> What you need to do:
List each line of the data that holds the string "grid", please.

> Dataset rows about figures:
===============

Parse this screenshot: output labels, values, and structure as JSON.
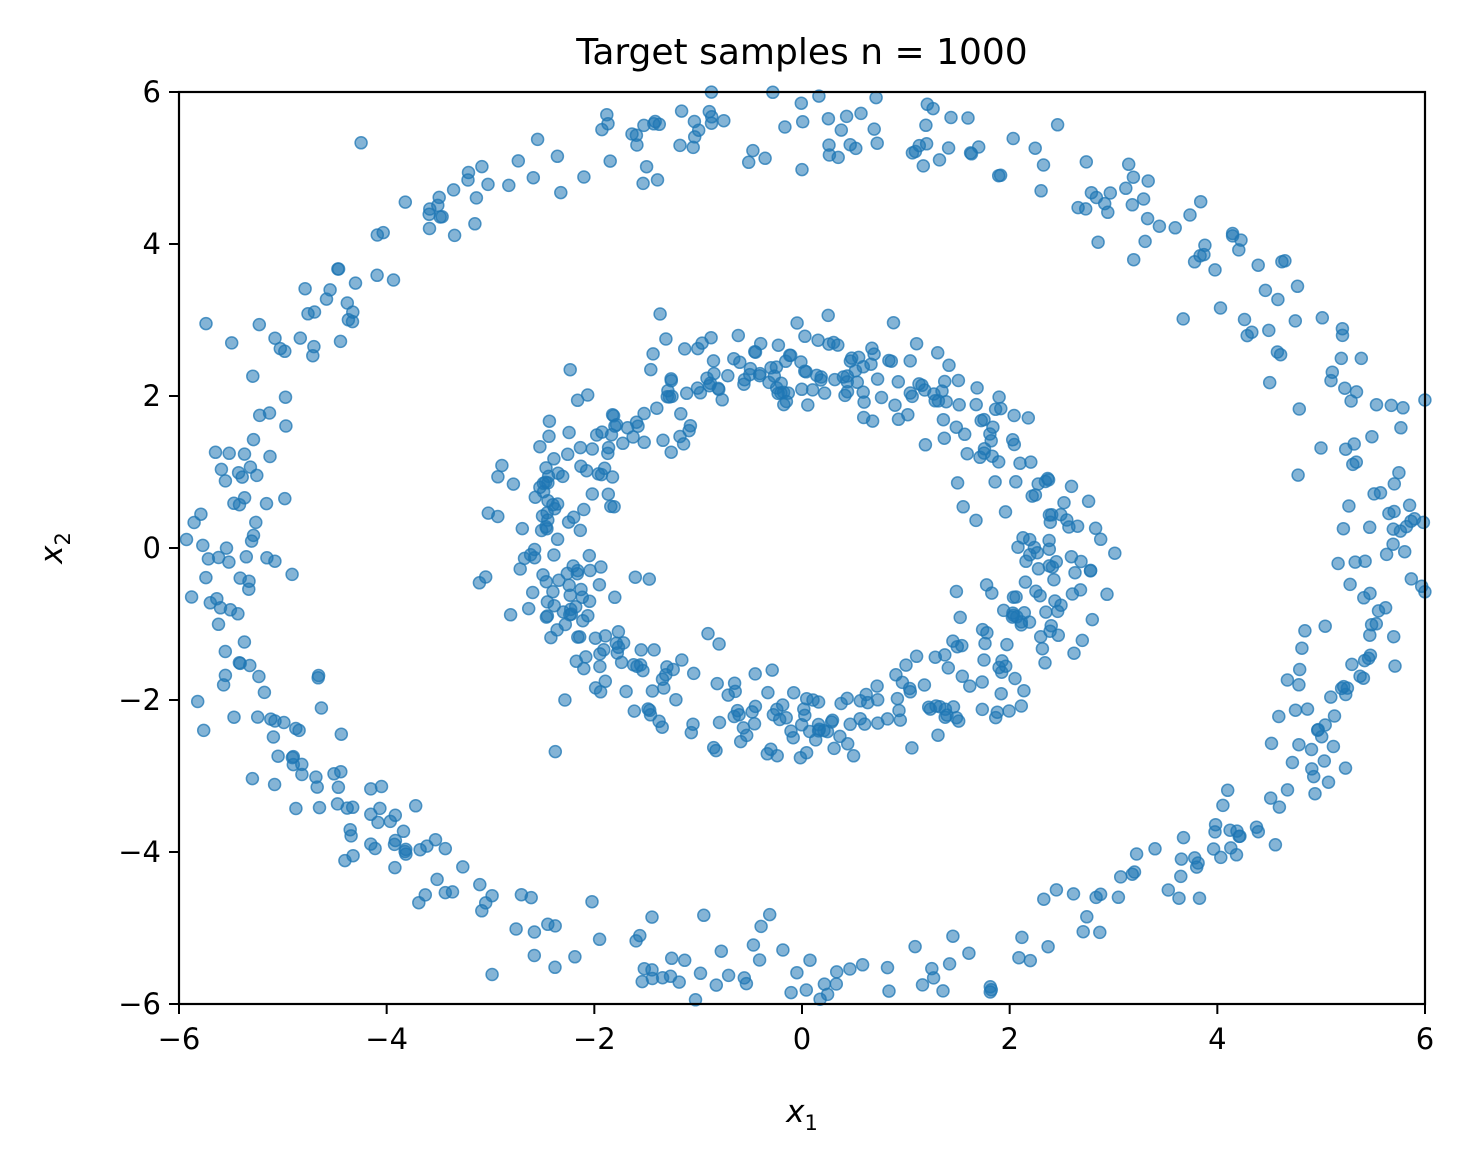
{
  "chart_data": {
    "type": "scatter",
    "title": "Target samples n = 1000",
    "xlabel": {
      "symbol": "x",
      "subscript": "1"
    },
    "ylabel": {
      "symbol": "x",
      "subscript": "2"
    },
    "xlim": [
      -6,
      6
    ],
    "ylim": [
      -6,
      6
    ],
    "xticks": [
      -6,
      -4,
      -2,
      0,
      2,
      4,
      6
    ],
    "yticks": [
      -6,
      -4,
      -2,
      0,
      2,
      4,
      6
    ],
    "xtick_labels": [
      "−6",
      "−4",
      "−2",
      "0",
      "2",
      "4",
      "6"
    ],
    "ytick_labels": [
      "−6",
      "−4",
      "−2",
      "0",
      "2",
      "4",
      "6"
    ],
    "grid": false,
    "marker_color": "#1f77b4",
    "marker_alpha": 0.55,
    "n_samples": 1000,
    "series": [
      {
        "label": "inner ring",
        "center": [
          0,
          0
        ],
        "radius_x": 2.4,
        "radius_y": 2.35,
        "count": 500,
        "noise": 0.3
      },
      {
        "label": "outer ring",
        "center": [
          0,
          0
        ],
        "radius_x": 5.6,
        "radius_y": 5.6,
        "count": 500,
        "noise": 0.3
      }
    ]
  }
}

===============

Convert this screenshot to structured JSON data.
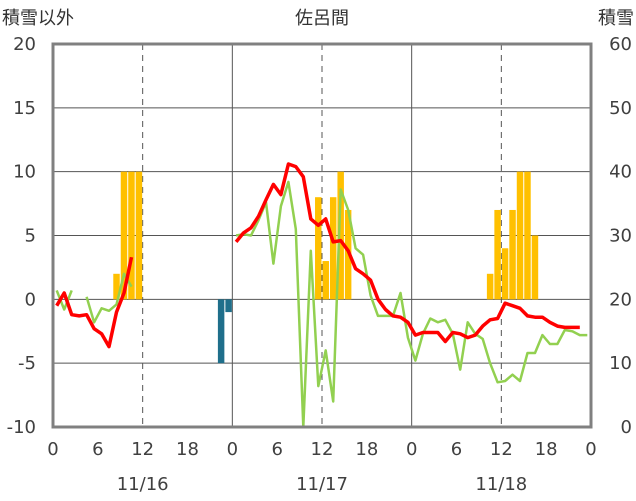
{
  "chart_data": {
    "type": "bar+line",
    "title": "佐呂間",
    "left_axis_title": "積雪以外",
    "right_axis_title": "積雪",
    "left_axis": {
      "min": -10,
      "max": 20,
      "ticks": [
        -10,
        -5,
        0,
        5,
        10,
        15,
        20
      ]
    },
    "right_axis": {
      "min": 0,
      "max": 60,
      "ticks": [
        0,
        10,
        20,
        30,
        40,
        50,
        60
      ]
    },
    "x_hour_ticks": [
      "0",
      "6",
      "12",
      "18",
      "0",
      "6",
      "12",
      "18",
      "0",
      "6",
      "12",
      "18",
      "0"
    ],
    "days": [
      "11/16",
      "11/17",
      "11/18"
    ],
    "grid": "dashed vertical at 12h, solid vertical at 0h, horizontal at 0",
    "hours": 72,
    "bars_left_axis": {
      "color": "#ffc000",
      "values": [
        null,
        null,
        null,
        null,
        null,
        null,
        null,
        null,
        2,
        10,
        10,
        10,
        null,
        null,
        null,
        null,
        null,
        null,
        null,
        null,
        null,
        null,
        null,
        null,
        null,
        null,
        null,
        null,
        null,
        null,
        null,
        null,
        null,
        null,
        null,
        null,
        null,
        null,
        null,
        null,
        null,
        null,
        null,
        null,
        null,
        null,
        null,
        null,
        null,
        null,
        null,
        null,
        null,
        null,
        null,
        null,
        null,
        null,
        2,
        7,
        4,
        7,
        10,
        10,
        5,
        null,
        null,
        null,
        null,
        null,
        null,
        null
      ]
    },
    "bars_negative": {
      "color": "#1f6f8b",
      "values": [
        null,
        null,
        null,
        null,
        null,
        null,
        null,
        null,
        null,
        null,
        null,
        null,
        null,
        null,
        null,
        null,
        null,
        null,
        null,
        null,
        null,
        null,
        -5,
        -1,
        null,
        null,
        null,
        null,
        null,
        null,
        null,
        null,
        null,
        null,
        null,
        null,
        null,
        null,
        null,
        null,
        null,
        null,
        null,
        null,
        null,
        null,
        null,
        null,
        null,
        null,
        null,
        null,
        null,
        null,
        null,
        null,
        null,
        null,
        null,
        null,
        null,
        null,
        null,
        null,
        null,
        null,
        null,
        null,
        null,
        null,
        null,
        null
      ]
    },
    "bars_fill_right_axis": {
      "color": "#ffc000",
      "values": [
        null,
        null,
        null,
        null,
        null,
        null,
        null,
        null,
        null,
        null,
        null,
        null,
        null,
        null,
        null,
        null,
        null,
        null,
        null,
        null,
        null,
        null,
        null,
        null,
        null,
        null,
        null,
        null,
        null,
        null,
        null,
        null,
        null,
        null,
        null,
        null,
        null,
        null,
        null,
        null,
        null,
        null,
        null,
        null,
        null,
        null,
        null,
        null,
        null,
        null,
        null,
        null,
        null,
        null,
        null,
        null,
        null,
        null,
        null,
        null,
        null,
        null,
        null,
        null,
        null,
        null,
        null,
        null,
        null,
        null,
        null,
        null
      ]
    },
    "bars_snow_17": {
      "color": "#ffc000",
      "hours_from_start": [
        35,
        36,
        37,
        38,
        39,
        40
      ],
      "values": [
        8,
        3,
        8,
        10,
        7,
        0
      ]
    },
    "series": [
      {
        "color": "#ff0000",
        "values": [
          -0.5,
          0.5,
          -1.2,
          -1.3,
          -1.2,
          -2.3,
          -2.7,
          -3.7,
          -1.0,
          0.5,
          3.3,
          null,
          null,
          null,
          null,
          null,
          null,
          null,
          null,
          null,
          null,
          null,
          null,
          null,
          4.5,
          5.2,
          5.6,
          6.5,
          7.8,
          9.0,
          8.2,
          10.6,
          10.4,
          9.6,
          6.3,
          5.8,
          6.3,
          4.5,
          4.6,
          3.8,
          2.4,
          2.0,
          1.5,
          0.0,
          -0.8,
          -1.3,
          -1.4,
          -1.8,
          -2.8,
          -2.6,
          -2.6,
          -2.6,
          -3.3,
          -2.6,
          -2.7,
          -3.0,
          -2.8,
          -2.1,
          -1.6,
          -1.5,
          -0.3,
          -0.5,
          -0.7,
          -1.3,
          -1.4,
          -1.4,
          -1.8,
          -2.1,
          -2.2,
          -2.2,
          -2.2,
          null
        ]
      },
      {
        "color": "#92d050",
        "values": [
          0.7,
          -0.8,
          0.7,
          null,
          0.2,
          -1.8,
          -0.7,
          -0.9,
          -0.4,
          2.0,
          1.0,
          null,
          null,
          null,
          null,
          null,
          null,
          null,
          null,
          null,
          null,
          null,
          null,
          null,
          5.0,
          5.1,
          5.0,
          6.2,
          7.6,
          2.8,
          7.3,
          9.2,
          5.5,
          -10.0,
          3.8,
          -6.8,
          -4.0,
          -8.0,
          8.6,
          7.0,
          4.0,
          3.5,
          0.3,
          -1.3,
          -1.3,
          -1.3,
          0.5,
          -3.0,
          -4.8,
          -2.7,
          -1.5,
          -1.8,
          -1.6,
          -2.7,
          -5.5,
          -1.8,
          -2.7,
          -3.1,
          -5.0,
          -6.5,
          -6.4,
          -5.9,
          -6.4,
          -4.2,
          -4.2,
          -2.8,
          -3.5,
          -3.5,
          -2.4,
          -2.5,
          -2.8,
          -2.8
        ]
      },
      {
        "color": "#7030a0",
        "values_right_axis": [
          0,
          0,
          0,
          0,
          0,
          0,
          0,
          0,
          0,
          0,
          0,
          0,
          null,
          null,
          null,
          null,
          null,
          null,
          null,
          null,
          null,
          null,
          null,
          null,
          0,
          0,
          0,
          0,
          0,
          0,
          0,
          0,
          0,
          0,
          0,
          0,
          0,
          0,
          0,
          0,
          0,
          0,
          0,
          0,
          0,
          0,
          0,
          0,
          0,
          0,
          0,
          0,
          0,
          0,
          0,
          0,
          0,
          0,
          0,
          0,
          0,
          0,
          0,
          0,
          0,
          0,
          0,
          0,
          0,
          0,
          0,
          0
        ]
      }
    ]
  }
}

===============

> Answer to this exercise:
    "grid": false,
    "grid": "dashed vertical at 12h, solid vertical at 0h, horizontal at 0",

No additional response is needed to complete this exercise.